- What to work on -
Every line containing the word "Time" needs to be found and copied.
>> BEGIN Supplied material
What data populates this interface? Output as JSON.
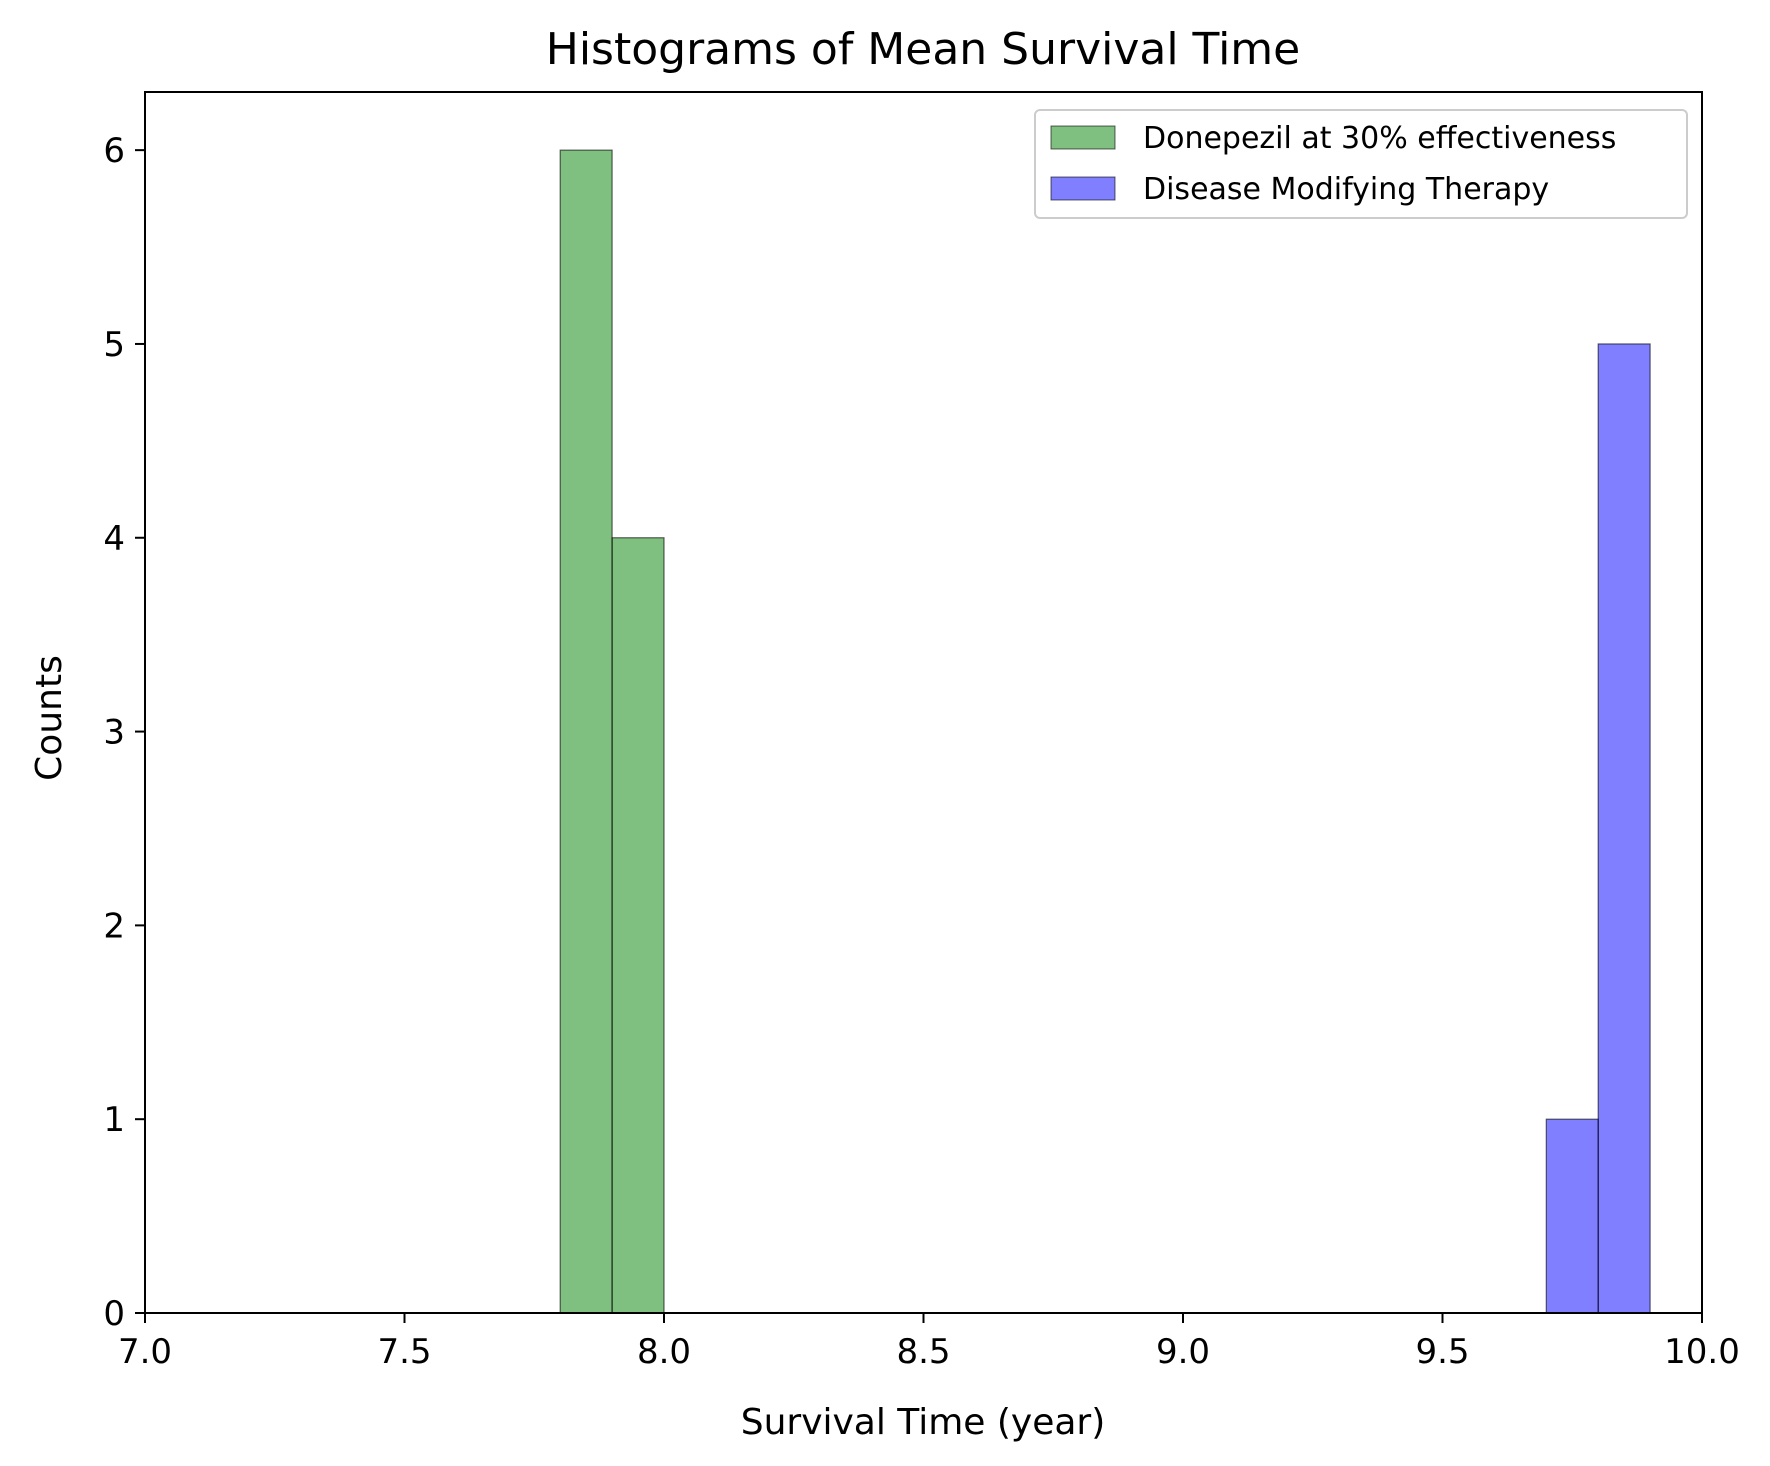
{
  "chart_data": {
    "type": "bar",
    "histogram": true,
    "title": "Histograms of Mean Survival Time",
    "xlabel": "Survival Time (year)",
    "ylabel": "Counts",
    "xlim": [
      7.0,
      10.0
    ],
    "ylim": [
      0,
      6.3
    ],
    "xticks": [
      "7.0",
      "7.5",
      "8.0",
      "8.5",
      "9.0",
      "9.5",
      "10.0"
    ],
    "xtick_values": [
      7.0,
      7.5,
      8.0,
      8.5,
      9.0,
      9.5,
      10.0
    ],
    "yticks": [
      "0",
      "1",
      "2",
      "3",
      "4",
      "5",
      "6"
    ],
    "ytick_values": [
      0,
      1,
      2,
      3,
      4,
      5,
      6
    ],
    "grid": false,
    "legend_position": "top-right",
    "series": [
      {
        "name": "Donepezil at 30% effectiveness",
        "color": "#008000",
        "bins": [
          {
            "x0": 7.8,
            "x1": 7.9,
            "count": 6
          },
          {
            "x0": 7.9,
            "x1": 8.0,
            "count": 4
          }
        ]
      },
      {
        "name": "Disease Modifying Therapy",
        "color": "#0000ff",
        "bins": [
          {
            "x0": 9.7,
            "x1": 9.8,
            "count": 1
          },
          {
            "x0": 9.8,
            "x1": 9.9,
            "count": 5
          }
        ]
      }
    ]
  }
}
>> END Supplied material
- Finished exercise -
    "title": "Histograms of Mean Survival Time",
    "xlabel": "Survival Time (year)",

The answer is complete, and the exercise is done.